OBJETIVO INDICADO 1 => Cita completo, sin cambiar nada, el texto sobre la violencia en el patio de recreo.

FRAGMENTO PARA LEER =>
--

Violencia en el patio de recreo: una lucha cotidiana

Estoy de pie en el pasillo después de que los alumnos se han ido, elevándome sobre un niño de seis años que está exprimiendo lágrimas llamativas de sus ojos para arrancarle aunque sea un poco de lástima a su tío, a su otro maestro o a mí. Mi compañero de profesor y yo le hemos explicado al tío —el adulto de la familia de este niño al que vemos más a menudo— por qué «hicimos esa llamada». Cómo el niño tiró cosas, se metió con otros alumnos, pisó a propósito sus trabajos al pasar, se negó a sentarse y completar la tarea que se le había asignado, y sonrió con suficiencia cuando fue castigado.

«No tienes ninguna razón para llorar ahora», dice el tío. «Ahora no. Quizás más tarde tengas algo por lo que llorar», y le da al niño una mirada que claramente dice: «Ya verás cuando lleguemos a casa».

Ni siquiera me inmuto ante su amenaza implícita de violencia. He oído a demasiados niños llegar a la escuela hablando de la «paliza» que recibieron la noche anterior, o de la que van a recibir si no siguen tal o cual regla. He visto a demasiados padres —y profesores— poner un dedo en la cara de un niño y gritar amenazas de lo que pasará si no se portan bien.

Me he vuelto cómplice de este estilo de disciplina a lo largo del año. Incluso si no soy yo quien grita, quien agita el dedo, quien balancea ese cinturón, soy parte del sistema más amplio de violencia e intimidación que recorre las vidas de estos niños.

No empecé mi primer año de enseñanza en una escuela pública de esta manera. Ante la cultura de disciplina ruidosa, amenazante e intimidatoria, me preparé para ser uno de los pocos ejemplos de disciplina positiva tranquila y de voz suave en el personal. Elegí esta causa para que fuera mi causa: hacer un cambio positivo en una situación donde creía que la violencia era inherente. Pensé que al menos podría ayudar a cambiar la escuela de este barrio, donde soldados y adolescentes del ROTC en uniforme entran en la cafetería y son rodeados como estrellas de rock por niños emocionados y clamorosos.

--

(Listados de ubicación de elementos)
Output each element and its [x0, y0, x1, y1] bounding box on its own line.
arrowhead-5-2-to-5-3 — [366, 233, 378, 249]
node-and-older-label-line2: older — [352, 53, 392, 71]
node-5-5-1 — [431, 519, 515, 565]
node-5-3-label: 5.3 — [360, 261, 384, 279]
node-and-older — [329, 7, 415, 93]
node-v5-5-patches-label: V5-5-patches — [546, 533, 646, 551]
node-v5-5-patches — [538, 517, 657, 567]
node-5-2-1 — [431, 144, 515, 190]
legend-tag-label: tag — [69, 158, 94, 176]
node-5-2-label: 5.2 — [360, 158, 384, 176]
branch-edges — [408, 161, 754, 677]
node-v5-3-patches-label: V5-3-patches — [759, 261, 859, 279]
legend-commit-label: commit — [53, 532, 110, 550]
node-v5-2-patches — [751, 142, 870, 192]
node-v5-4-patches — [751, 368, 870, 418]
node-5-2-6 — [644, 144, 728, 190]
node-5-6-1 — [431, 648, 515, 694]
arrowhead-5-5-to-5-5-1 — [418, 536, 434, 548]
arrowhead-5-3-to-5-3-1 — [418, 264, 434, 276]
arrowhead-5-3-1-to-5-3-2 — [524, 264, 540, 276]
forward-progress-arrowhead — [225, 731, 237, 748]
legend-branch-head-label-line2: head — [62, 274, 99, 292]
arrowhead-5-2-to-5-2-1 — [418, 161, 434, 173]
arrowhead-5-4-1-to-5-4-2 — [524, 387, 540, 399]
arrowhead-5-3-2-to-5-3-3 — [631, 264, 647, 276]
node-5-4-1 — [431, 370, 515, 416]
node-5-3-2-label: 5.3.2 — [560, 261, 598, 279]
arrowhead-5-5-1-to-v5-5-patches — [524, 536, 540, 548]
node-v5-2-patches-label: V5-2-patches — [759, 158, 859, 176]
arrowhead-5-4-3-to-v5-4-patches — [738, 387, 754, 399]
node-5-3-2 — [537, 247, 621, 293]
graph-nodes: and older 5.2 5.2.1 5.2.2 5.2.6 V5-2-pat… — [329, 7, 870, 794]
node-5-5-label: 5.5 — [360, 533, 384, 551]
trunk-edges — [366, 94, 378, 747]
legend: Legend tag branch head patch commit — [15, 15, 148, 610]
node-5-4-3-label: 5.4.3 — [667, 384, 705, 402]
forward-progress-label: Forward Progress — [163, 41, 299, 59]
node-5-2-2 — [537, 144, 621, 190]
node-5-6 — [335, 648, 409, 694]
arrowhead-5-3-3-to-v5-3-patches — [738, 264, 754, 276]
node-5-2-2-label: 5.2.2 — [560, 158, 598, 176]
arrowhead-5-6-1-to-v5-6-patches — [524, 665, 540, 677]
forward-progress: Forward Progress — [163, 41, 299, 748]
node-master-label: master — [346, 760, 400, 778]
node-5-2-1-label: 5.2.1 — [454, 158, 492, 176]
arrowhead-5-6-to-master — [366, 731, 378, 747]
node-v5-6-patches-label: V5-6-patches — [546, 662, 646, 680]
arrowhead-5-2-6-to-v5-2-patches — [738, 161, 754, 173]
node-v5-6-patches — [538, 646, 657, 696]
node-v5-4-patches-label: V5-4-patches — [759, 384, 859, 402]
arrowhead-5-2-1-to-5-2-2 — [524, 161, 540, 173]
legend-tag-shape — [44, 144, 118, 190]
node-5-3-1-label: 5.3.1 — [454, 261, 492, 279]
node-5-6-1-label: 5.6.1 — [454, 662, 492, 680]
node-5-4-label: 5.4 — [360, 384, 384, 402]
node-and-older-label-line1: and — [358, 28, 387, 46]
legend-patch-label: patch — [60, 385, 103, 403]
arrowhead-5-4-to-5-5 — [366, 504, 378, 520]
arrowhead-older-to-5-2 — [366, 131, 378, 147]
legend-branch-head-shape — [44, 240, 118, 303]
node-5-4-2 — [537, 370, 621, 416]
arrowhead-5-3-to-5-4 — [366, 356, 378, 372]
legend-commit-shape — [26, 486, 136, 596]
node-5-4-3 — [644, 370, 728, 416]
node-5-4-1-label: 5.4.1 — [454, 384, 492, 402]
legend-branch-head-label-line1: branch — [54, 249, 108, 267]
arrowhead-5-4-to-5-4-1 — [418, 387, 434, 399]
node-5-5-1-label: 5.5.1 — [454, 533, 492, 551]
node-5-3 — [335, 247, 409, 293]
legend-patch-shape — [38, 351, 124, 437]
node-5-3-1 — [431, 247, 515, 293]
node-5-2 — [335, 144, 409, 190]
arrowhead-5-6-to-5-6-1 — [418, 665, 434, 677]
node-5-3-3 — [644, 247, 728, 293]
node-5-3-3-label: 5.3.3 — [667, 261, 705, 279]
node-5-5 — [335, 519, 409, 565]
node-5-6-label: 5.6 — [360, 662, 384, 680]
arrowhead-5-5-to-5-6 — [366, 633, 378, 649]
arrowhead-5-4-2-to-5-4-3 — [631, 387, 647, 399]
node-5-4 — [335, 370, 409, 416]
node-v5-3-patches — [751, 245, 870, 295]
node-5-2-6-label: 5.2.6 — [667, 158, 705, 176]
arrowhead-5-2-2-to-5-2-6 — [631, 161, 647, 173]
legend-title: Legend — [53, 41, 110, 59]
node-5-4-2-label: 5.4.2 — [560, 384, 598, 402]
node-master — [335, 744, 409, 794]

--

OBJETIVO INDICADO 2 => Imprime tal cual las líneas del listado, empezando por la primera y terminando en la que contiene "legend-tag-label: tag — [69, 158, 94, 176]", ambas incluidas. No agregues ninguna otra.

RESPUESTA ESCRITA 1 =>
Violencia en el patio de recreo: una lucha cotidiana

Estoy de pie en el pasillo después de que los alumnos se han ido, elevándome sobre un niño de seis años que está exprimiendo lágrimas llamativas de sus ojos para arrancarle aunque sea un poco de lástima a su tío, a su otro maestro o a mí. Mi compañero de profesor y yo le hemos explicado al tío —el adulto de la familia de este niño al que vemos más a menudo— por qué «hicimos esa llamada». Cómo el niño tiró cosas, se metió con otros alumnos, pisó a propósito sus trabajos al pasar, se negó a sentarse y completar la tarea que se le había asignado, y sonrió con suficiencia cuando fue castigado.

«No tienes ninguna razón para llorar ahora», dice el tío. «Ahora no. Quizás más tarde tengas algo por lo que llorar», y le da al niño una mirada que claramente dice: «Ya verás cuando lleguemos a casa».

Ni siquiera me inmuto ante su amenaza implícita de violencia. He oído a demasiados niños llegar a la escuela hablando de la «paliza» que recibieron la noche anterior, o de la que van a recibir si no siguen tal o cual regla. He visto a demasiados padres —y profesores— poner un dedo en la cara de un niño y gritar amenazas de lo que pasará si no se portan bien.

Me he vuelto cómplice de este estilo de disciplina a lo largo del año. Incluso si no soy yo quien grita, quien agita el dedo, quien balancea ese cinturón, soy parte del sistema más amplio de violencia e intimidación que recorre las vidas de estos niños.

No empecé mi primer año de enseñanza en una escuela pública de esta manera. Ante la cultura de disciplina ruidosa, amenazante e intimidatoria, me preparé para ser uno de los pocos ejemplos de disciplina positiva tranquila y de voz suave en el personal. Elegí esta causa para que fuera mi causa: hacer un cambio positivo en una situación donde creía que la violencia era inherente. Pensé que al menos podría ayudar a cambiar la escuela de este barrio, donde soldados y adolescentes del ROTC en uniforme entran en la cafetería y son rodeados como estrellas de rock por niños emocionados y clamorosos.

RESPUESTA ESCRITA 2 =>
Output each element and its [x0, y0, x1, y1] bounding box on its own line.
arrowhead-5-2-to-5-3 — [366, 233, 378, 249]
node-and-older-label-line2: older — [352, 53, 392, 71]
node-5-5-1 — [431, 519, 515, 565]
node-5-3-label: 5.3 — [360, 261, 384, 279]
node-and-older — [329, 7, 415, 93]
node-v5-5-patches-label: V5-5-patches — [546, 533, 646, 551]
node-v5-5-patches — [538, 517, 657, 567]
node-5-2-1 — [431, 144, 515, 190]
legend-tag-label: tag — [69, 158, 94, 176]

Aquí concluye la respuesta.